» **AIM**
Return all entries word for word, but drop any images.

» **STORED RECORDS**
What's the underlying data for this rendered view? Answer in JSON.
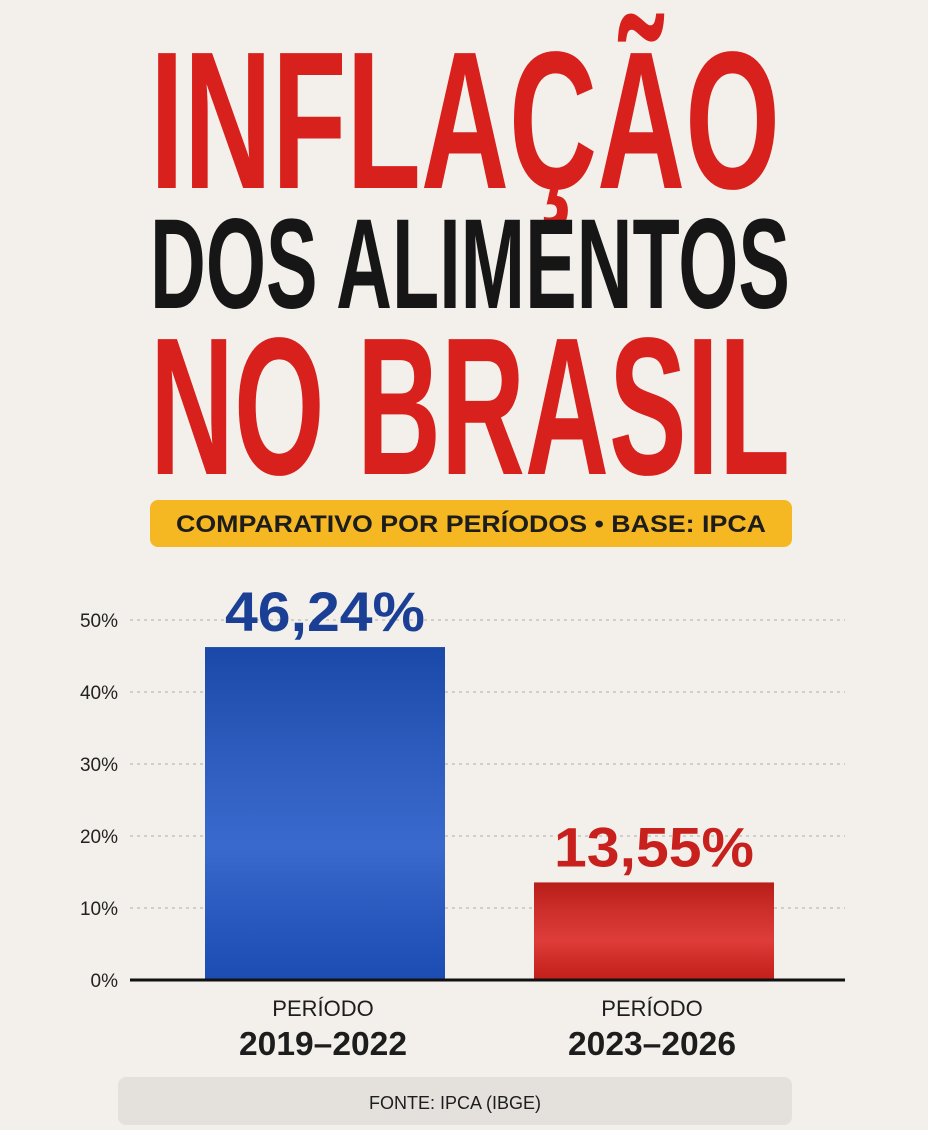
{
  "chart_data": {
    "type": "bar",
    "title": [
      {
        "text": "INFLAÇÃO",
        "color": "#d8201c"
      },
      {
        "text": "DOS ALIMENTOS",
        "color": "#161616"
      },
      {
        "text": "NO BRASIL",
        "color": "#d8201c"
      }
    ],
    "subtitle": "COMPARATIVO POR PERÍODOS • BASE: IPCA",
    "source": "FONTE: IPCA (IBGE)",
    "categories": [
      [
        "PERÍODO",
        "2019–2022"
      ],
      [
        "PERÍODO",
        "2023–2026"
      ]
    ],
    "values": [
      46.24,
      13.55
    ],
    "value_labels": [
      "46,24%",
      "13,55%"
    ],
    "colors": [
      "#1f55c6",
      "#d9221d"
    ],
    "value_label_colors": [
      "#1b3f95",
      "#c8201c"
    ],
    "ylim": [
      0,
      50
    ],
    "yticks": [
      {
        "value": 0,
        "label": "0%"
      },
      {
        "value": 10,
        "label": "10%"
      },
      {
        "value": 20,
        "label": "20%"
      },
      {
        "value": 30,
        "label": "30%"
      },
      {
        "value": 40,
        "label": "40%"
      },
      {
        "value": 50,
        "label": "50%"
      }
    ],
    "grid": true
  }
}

» **OUTPUT FOR THIS TASK**
What's the underlying data for this rendered view? Answer in JSON.
{
  "chart_data": {
    "type": "bar",
    "title": [
      {
        "text": "INFLAÇÃO",
        "color": "#d8201c"
      },
      {
        "text": "DOS ALIMENTOS",
        "color": "#161616"
      },
      {
        "text": "NO BRASIL",
        "color": "#d8201c"
      }
    ],
    "subtitle": "COMPARATIVO POR PERÍODOS • BASE: IPCA",
    "source": "FONTE: IPCA (IBGE)",
    "categories": [
      [
        "PERÍODO",
        "2019–2022"
      ],
      [
        "PERÍODO",
        "2023–2026"
      ]
    ],
    "values": [
      46.24,
      13.55
    ],
    "value_labels": [
      "46,24%",
      "13,55%"
    ],
    "colors": [
      "#1f55c6",
      "#d9221d"
    ],
    "value_label_colors": [
      "#1b3f95",
      "#c8201c"
    ],
    "ylim": [
      0,
      50
    ],
    "yticks": [
      {
        "value": 0,
        "label": "0%"
      },
      {
        "value": 10,
        "label": "10%"
      },
      {
        "value": 20,
        "label": "20%"
      },
      {
        "value": 30,
        "label": "30%"
      },
      {
        "value": 40,
        "label": "40%"
      },
      {
        "value": 50,
        "label": "50%"
      }
    ],
    "grid": true
  }
}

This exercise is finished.